··· Brano di lettura
Solo sulla fine del decennio si iniziano a registrare trasferimenti per ragioni di lavoro, cioè di persone straniere che  arrivano a Cava per svolgere un’attività. Si costituiscono le prime piccole comunità, dapprima filippina, quindi capoverdiana. Decisamente erano più numerosi di quanti ne sono oggi. A marzo 2015 ne risultano, infatti, 9 provenienti da Capo Verde e 17 dalle Filippine. Quindi, all’atto pratico, Cava ha rappresentato per loro un territorio di passaggio.
Questi sono gli anni corrispondenti prima alla legge Martelli, poi alla legge Turco-Napolitano. La 39/1990 (Martelli), disciplinava prevalentemente in materia di rifugiati e profughi, cui dedica tutta la prima e sostanziosa parte. Nella seconda parte si sofferma, in modo timido, su una programmazione dei flussi di ingresso, in particolare relativi ai cittadini definiti extracomunitari. Termine che ha subito un’evoluzione, dato che il concetto di Comunità Europea si è ampliato nel tempo con l’adesione di nuovi Stati alla crescente Unione Europea, soprattutto da parte dei Paesi dell’Est, esclusa la Russia.
······
> Istruzioni dell'esercizio
1: Secondo il brano di lettura, quante persone provenienti dalle Filippine risultano a Cava a marzo 2015?
2: Elenchi tutti i Paesi citati per nome nel brano di lettura.
3: Riprenda il brano sull'immigrazione a Cava e lo prosegua a partire dall'ultima frase riportata.
··· Dati forniti
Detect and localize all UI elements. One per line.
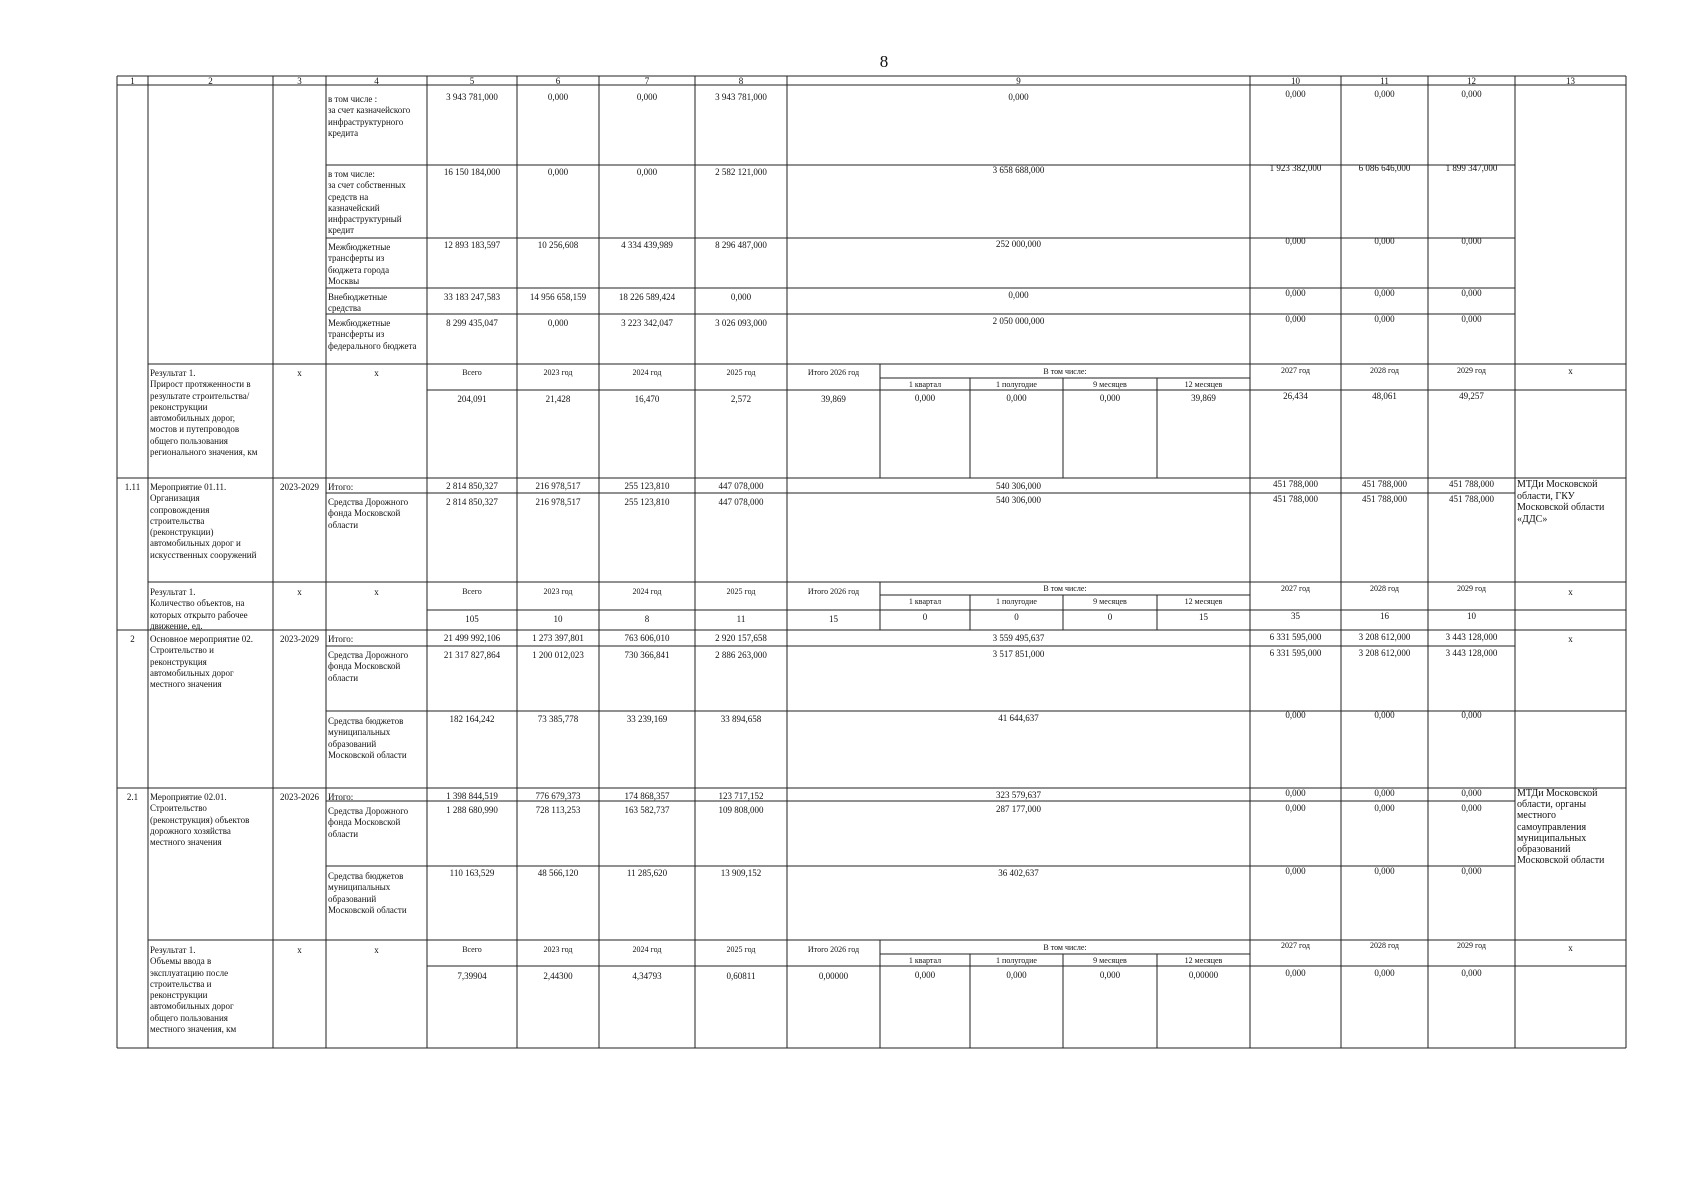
······
> Risultati in ordine
1: 17

2: Capo Verde, Filippine, Russia

3:
Nel 1998 abbiamo la legge Turco-Napolitano, la n°40, che disciplina in genere l’immigrazione e stabilisce, successivamente, le norme sulle condizioni dello straniero in Italia, decreto legislativo 286/1998. Lo stesso tema è stato approfondito, snaturandolo, dalla successiva cosiddetta Bossi-Fini del 2002. Il testo precedente viene notevolmente modificato: si rende più difficoltoso l’ingresso allo straniero, ma anche lo stesso soggiorno già regolare, che rischia di diventare clandestino con un mancato rinnovo del contratto di lavoro. A tal proposito consiglio la simpatica  lettura di “Reato di clandestinità”, del senegalese Moussa Koita, in cui racconta la sua storia di vucumprà e di operaio in Italia, diventato, dopo anni di permanenza e residenza, automaticamente clandestino, nel momento in cui la fabbrica presso cui lavorava ha chiuso i battenti.  Entrambe le leggi comunque controllano il flusso migratorio definendo il numero di immigrati che, nel corso di un anno, possono accedere in Italia. Ovviamente nessuna regolamentazione di richiedenti asilo politico oppure profughi di guerre o territori in conflitto.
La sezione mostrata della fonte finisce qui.